- [TO BE DONE] Show each line that has the string "open" in it.
--- Start of DATA TO USE ---
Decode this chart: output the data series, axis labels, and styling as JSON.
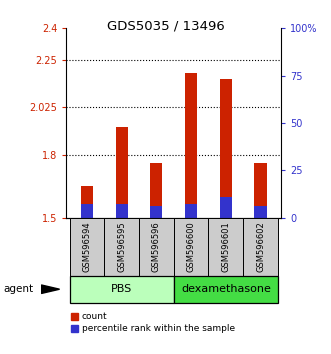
{
  "title": "GDS5035 / 13496",
  "samples": [
    "GSM596594",
    "GSM596595",
    "GSM596596",
    "GSM596600",
    "GSM596601",
    "GSM596602"
  ],
  "red_values": [
    1.65,
    1.93,
    1.76,
    2.19,
    2.16,
    1.76
  ],
  "blue_values": [
    1.565,
    1.565,
    1.555,
    1.565,
    1.6,
    1.558
  ],
  "bar_bottom": 1.5,
  "ylim_left": [
    1.5,
    2.4
  ],
  "yticks_left": [
    1.5,
    1.8,
    2.025,
    2.25,
    2.4
  ],
  "ytick_labels_left": [
    "1.5",
    "1.8",
    "2.025",
    "2.25",
    "2.4"
  ],
  "ylim_right": [
    0,
    100
  ],
  "yticks_right": [
    0,
    25,
    50,
    75,
    100
  ],
  "ytick_labels_right": [
    "0",
    "25",
    "50",
    "75",
    "100%"
  ],
  "red_color": "#CC2200",
  "blue_color": "#3333CC",
  "bar_width": 0.35,
  "gridlines": [
    1.8,
    2.025,
    2.25
  ],
  "pbs_color": "#BBFFBB",
  "dex_color": "#44DD44",
  "legend_red": "count",
  "legend_blue": "percentile rank within the sample"
}
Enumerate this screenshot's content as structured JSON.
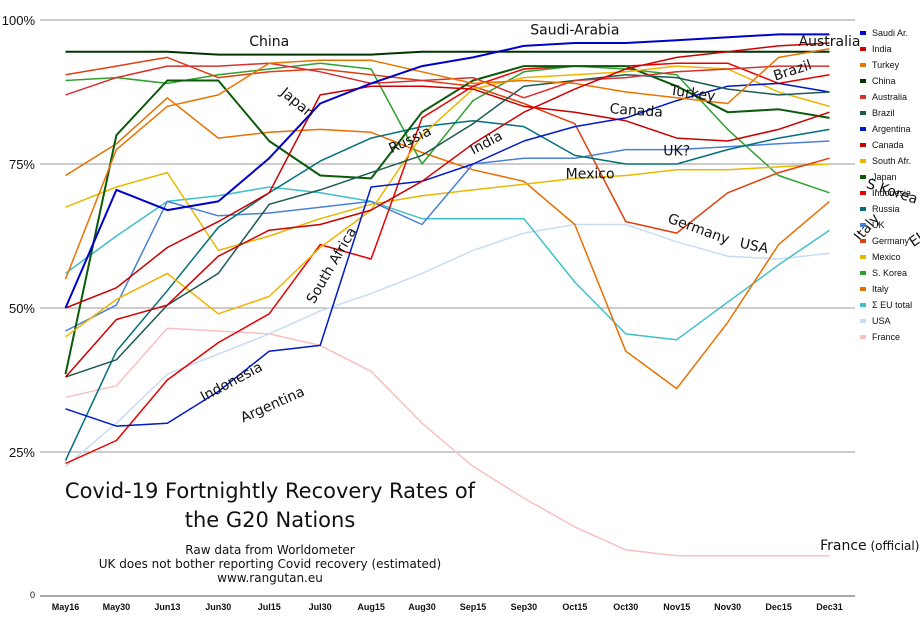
{
  "chart_data": {
    "type": "line",
    "title_lines": [
      "Covid-19 Fortnightly Recovery Rates of",
      "the G20 Nations"
    ],
    "subtitle_lines": [
      "Raw data from Worldometer",
      "UK does not bother reporting Covid recovery (estimated)",
      "www.rangutan.eu"
    ],
    "x": [
      "May16",
      "May30",
      "Jun13",
      "Jun30",
      "Jul15",
      "Jul30",
      "Aug15",
      "Aug30",
      "Sep15",
      "Sep30",
      "Oct15",
      "Oct30",
      "Nov15",
      "Nov30",
      "Dec15",
      "Dec31"
    ],
    "y_ticks": [
      {
        "value": 100,
        "label": "100%"
      },
      {
        "value": 75,
        "label": "75%"
      },
      {
        "value": 50,
        "label": "50%"
      },
      {
        "value": 25,
        "label": "25%"
      },
      {
        "value": 0,
        "label": "0"
      }
    ],
    "ylim": [
      0,
      100
    ],
    "grid": true,
    "legend_position": "right",
    "series": [
      {
        "name": "Saudi Ar.",
        "color": "#0000cc",
        "values": [
          50,
          70.5,
          67,
          68.5,
          76,
          85.5,
          89,
          92,
          93.5,
          95.5,
          96,
          96,
          96.5,
          97,
          97.5,
          97.5
        ]
      },
      {
        "name": "India",
        "color": "#d00000",
        "values": [
          38,
          48,
          50.5,
          59,
          63.5,
          64.5,
          67,
          72,
          78.5,
          84,
          88,
          91.5,
          93.5,
          94.5,
          95.5,
          96
        ]
      },
      {
        "name": "Turkey",
        "color": "#e87400",
        "values": [
          55,
          77.5,
          85,
          87,
          92.5,
          93,
          93,
          91,
          89,
          89.5,
          89,
          87.5,
          86.5,
          85.5,
          93.5,
          95
        ]
      },
      {
        "name": "China",
        "color": "#003300",
        "values": [
          94.5,
          94.5,
          94.5,
          94,
          94,
          94,
          94,
          94.5,
          94.5,
          94.5,
          94.5,
          94.5,
          94.5,
          94.5,
          94.5,
          94.5
        ]
      },
      {
        "name": "Australia",
        "color": "#d83030",
        "values": [
          87,
          90,
          92,
          92,
          92.5,
          91,
          89,
          89.5,
          90,
          86.5,
          89.5,
          90,
          91,
          91.5,
          92,
          92
        ]
      },
      {
        "name": "Brazil",
        "color": "#1a5a50",
        "values": [
          38,
          41,
          50.5,
          56,
          68,
          70.5,
          73.5,
          76.5,
          82,
          88.5,
          89.5,
          90.5,
          90,
          88,
          87,
          87.5
        ]
      },
      {
        "name": "Argentina",
        "color": "#0018c8",
        "values": [
          32.5,
          29.5,
          30,
          35.5,
          42.5,
          43.5,
          71,
          72,
          75,
          79,
          81.5,
          83,
          86,
          88.5,
          89,
          87.5
        ]
      },
      {
        "name": "Canada",
        "color": "#c80000",
        "values": [
          50,
          53.5,
          60.5,
          65,
          70,
          87,
          88.5,
          88.5,
          88,
          85,
          84,
          82.5,
          79.5,
          79,
          81,
          84
        ]
      },
      {
        "name": "South Afr.",
        "color": "#f0b400",
        "values": [
          45,
          51.5,
          56,
          49,
          52,
          60.5,
          67,
          80,
          88,
          90,
          90.5,
          91,
          92,
          91.5,
          87.5,
          85
        ]
      },
      {
        "name": "Japan",
        "color": "#0a5a0a",
        "values": [
          38.5,
          80,
          89.5,
          89.5,
          79,
          73,
          72.5,
          84,
          89.5,
          92,
          92,
          92,
          88.5,
          84,
          84.5,
          83
        ]
      },
      {
        "name": "Indonesia",
        "color": "#e80000",
        "values": [
          23,
          27,
          37.5,
          44,
          49,
          61,
          58.5,
          83,
          88.5,
          91.5,
          92,
          92,
          92.5,
          92.5,
          89,
          90.5
        ]
      },
      {
        "name": "Russia",
        "color": "#00707a",
        "values": [
          23.5,
          42.5,
          53,
          64,
          70,
          75.5,
          79.5,
          81.5,
          82.5,
          81.5,
          76.5,
          75,
          75,
          77.5,
          79.5,
          81
        ]
      },
      {
        "name": "UK",
        "color": "#4a80d8",
        "values": [
          46,
          50.5,
          68.5,
          66,
          66.5,
          67.5,
          68.5,
          64.5,
          75,
          76,
          76,
          77.5,
          77.5,
          78,
          78.5,
          79
        ]
      },
      {
        "name": "Germany",
        "color": "#e04010",
        "values": [
          90.5,
          92,
          93.5,
          90,
          91,
          91.5,
          90.5,
          89.5,
          88.5,
          85.5,
          82,
          65,
          63,
          70,
          73.5,
          76
        ]
      },
      {
        "name": "Mexico",
        "color": "#e8b800",
        "values": [
          67.5,
          71,
          73.5,
          60,
          62.5,
          65.5,
          68,
          69.5,
          70.5,
          71.5,
          72.5,
          73,
          74,
          74,
          74.5,
          75
        ]
      },
      {
        "name": "S. Korea",
        "color": "#30a030",
        "values": [
          89.5,
          90,
          89,
          90.5,
          91.5,
          92.5,
          91.5,
          75,
          86,
          91,
          92,
          91.5,
          90.5,
          81,
          73,
          70
        ]
      },
      {
        "name": "Italy",
        "color": "#e87000",
        "values": [
          73,
          78.5,
          86.5,
          79.5,
          80.5,
          81,
          80.5,
          77,
          74,
          72,
          64.5,
          42.5,
          36,
          47.5,
          61,
          68.5
        ]
      },
      {
        "name": "Σ EU total",
        "color": "#40c0c8",
        "values": [
          56,
          62.5,
          68.5,
          69.5,
          71,
          70,
          68.5,
          65.5,
          65.5,
          65.5,
          54.5,
          45.5,
          44.5,
          51,
          57.5,
          63.5
        ]
      },
      {
        "name": "USA",
        "color": "#c8dcf4",
        "values": [
          22.5,
          30,
          38.5,
          42,
          45.5,
          49.5,
          52.5,
          56,
          60,
          63,
          64.5,
          64.5,
          61.5,
          59,
          58.5,
          59.5
        ]
      },
      {
        "name": "France",
        "color": "#f8c0c0",
        "values": [
          34.5,
          36.5,
          46.5,
          46,
          45.5,
          43.5,
          39,
          30,
          22.5,
          17,
          12,
          8,
          7,
          7,
          7,
          7
        ]
      }
    ],
    "annotations": [
      {
        "text": "China",
        "x": 4,
        "y": 95.5,
        "angle": 0
      },
      {
        "text": "Saudi-Arabia",
        "x": 10,
        "y": 97.5,
        "angle": 0
      },
      {
        "text": "Australia",
        "x": 15,
        "y": 95.5,
        "angle": 0
      },
      {
        "text": "Brazil",
        "x": 14.3,
        "y": 90.5,
        "angle": -18
      },
      {
        "text": "Japan",
        "x": 4.5,
        "y": 85,
        "angle": 40
      },
      {
        "text": "Turkey",
        "x": 12.3,
        "y": 86.5,
        "angle": 8
      },
      {
        "text": "Canada",
        "x": 11.2,
        "y": 83.5,
        "angle": 4
      },
      {
        "text": "Russia",
        "x": 6.8,
        "y": 78.5,
        "angle": -25
      },
      {
        "text": "India",
        "x": 8.3,
        "y": 78,
        "angle": -28
      },
      {
        "text": "UK?",
        "x": 12,
        "y": 76.5,
        "angle": 0
      },
      {
        "text": "Mexico",
        "x": 10.3,
        "y": 72.5,
        "angle": 0
      },
      {
        "text": "S.Korea",
        "x": 16.2,
        "y": 69.5,
        "angle": 18
      },
      {
        "text": "South Africa",
        "x": 5.3,
        "y": 57,
        "angle": -60
      },
      {
        "text": "Germany",
        "x": 12.4,
        "y": 63,
        "angle": 20
      },
      {
        "text": "USA",
        "x": 13.5,
        "y": 60,
        "angle": 12
      },
      {
        "text": "Italy",
        "x": 15.8,
        "y": 63.5,
        "angle": -50
      },
      {
        "text": "EU",
        "x": 16.8,
        "y": 61.5,
        "angle": -35
      },
      {
        "text": "Indonesia",
        "x": 3.3,
        "y": 36.5,
        "angle": -28
      },
      {
        "text": "Argentina",
        "x": 4.1,
        "y": 32.5,
        "angle": -24
      },
      {
        "text": "France",
        "x": 15.6,
        "y": 8,
        "angle": 0,
        "suffix": "(official)"
      }
    ]
  }
}
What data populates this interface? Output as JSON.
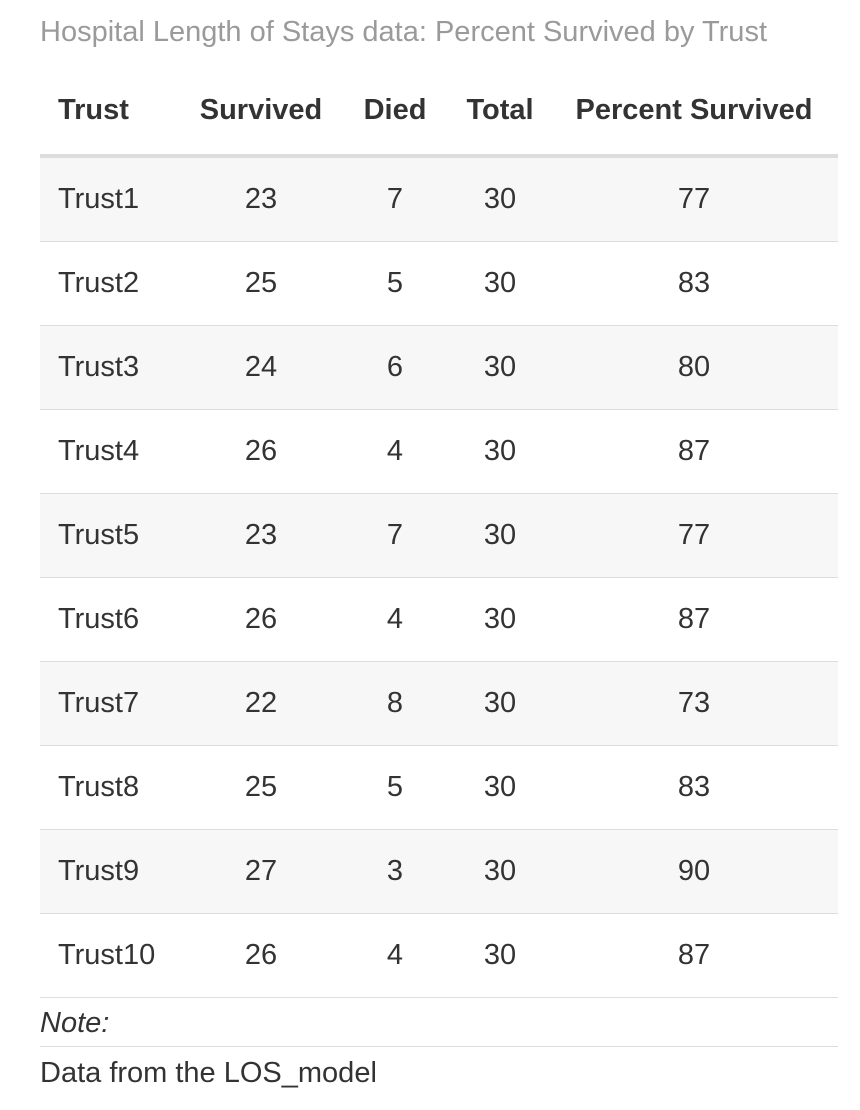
{
  "table": {
    "caption": "Hospital Length of Stays data: Percent Survived by Trust",
    "headers": [
      "Trust",
      "Survived",
      "Died",
      "Total",
      "Percent Survived"
    ],
    "rows": [
      [
        "Trust1",
        "23",
        "7",
        "30",
        "77"
      ],
      [
        "Trust2",
        "25",
        "5",
        "30",
        "83"
      ],
      [
        "Trust3",
        "24",
        "6",
        "30",
        "80"
      ],
      [
        "Trust4",
        "26",
        "4",
        "30",
        "87"
      ],
      [
        "Trust5",
        "23",
        "7",
        "30",
        "77"
      ],
      [
        "Trust6",
        "26",
        "4",
        "30",
        "87"
      ],
      [
        "Trust7",
        "22",
        "8",
        "30",
        "73"
      ],
      [
        "Trust8",
        "25",
        "5",
        "30",
        "83"
      ],
      [
        "Trust9",
        "27",
        "3",
        "30",
        "90"
      ],
      [
        "Trust10",
        "26",
        "4",
        "30",
        "87"
      ]
    ],
    "footnote_label": "Note:",
    "footnote_text": "Data from the LOS_model"
  },
  "colors": {
    "text": "#333333",
    "caption": "#9a9a9a",
    "stripe": "#f7f7f7",
    "rule": "#dddddd"
  }
}
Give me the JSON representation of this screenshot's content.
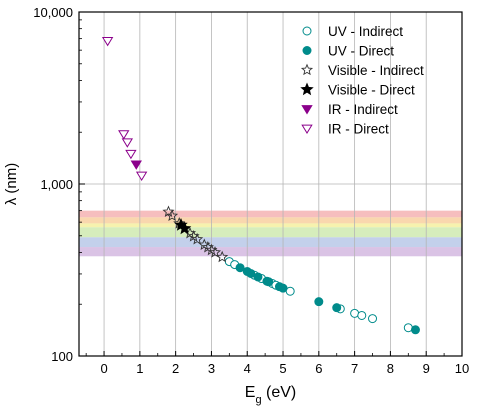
{
  "chart_data": {
    "type": "scatter",
    "xlabel_base": "E",
    "xlabel_sub": "g",
    "xlabel_unit": " (eV)",
    "ylabel": "λ (nm)",
    "xlim": [
      -0.7,
      10
    ],
    "ylim": [
      100,
      10000
    ],
    "y_scale": "log",
    "x_ticks": [
      "0",
      "1",
      "2",
      "3",
      "4",
      "5",
      "6",
      "7",
      "8",
      "9",
      "10"
    ],
    "y_ticks": [
      {
        "value": 100,
        "label": "100"
      },
      {
        "value": 1000,
        "label": "1,000"
      },
      {
        "value": 10000,
        "label": "10,000"
      }
    ],
    "grid": "vertical",
    "legend_position": "top-right",
    "bands": [
      {
        "color": "#f5b3b3",
        "y0": 640,
        "y1": 700
      },
      {
        "color": "#f8d0a0",
        "y0": 590,
        "y1": 640
      },
      {
        "color": "#f5f0a0",
        "y0": 560,
        "y1": 590
      },
      {
        "color": "#cfeab0",
        "y0": 490,
        "y1": 560
      },
      {
        "color": "#b8c8e8",
        "y0": 430,
        "y1": 490
      },
      {
        "color": "#d4b8e0",
        "y0": 380,
        "y1": 430
      }
    ],
    "series": [
      {
        "name": "UV - Indirect",
        "marker": "circle-open",
        "color": "#008b8b",
        "points": [
          [
            3.5,
            354
          ],
          [
            3.65,
            340
          ],
          [
            4.2,
            295
          ],
          [
            4.4,
            282
          ],
          [
            4.7,
            264
          ],
          [
            4.8,
            258
          ],
          [
            5.2,
            238
          ],
          [
            6.6,
            188
          ],
          [
            7.0,
            177
          ],
          [
            7.2,
            172
          ],
          [
            7.5,
            165
          ],
          [
            8.5,
            146
          ]
        ]
      },
      {
        "name": "UV - Direct",
        "marker": "circle-filled",
        "color": "#008b8b",
        "points": [
          [
            3.8,
            326
          ],
          [
            4.0,
            310
          ],
          [
            4.1,
            302
          ],
          [
            4.3,
            288
          ],
          [
            4.55,
            272
          ],
          [
            4.6,
            270
          ],
          [
            4.9,
            253
          ],
          [
            5.0,
            248
          ],
          [
            6.0,
            207
          ],
          [
            6.5,
            191
          ],
          [
            8.7,
            142
          ]
        ]
      },
      {
        "name": "Visible - Indirect",
        "marker": "star-open",
        "color": "#333333",
        "points": [
          [
            1.8,
            689
          ],
          [
            1.9,
            653
          ],
          [
            2.1,
            590
          ],
          [
            2.4,
            517
          ],
          [
            2.5,
            496
          ],
          [
            2.6,
            477
          ],
          [
            2.8,
            443
          ],
          [
            2.9,
            428
          ],
          [
            3.0,
            413
          ],
          [
            3.1,
            400
          ],
          [
            3.3,
            376
          ]
        ]
      },
      {
        "name": "Visible - Direct",
        "marker": "star-filled",
        "color": "#000000",
        "points": [
          [
            2.15,
            577
          ],
          [
            2.25,
            551
          ]
        ]
      },
      {
        "name": "IR - Indirect",
        "marker": "triangle-down-filled",
        "color": "#8b008b",
        "points": [
          [
            0.9,
            1300
          ]
        ]
      },
      {
        "name": "IR - Direct",
        "marker": "triangle-down-open",
        "color": "#8b008b",
        "points": [
          [
            0.1,
            6800
          ],
          [
            0.55,
            1950
          ],
          [
            0.65,
            1750
          ],
          [
            0.75,
            1500
          ],
          [
            1.05,
            1120
          ]
        ]
      }
    ]
  }
}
--- End of DATA TO USE ---
- [WRITTEN RESPONSE]
        "marker": "circle-open",
        "marker": "star-open",
        "marker": "triangle-down-open",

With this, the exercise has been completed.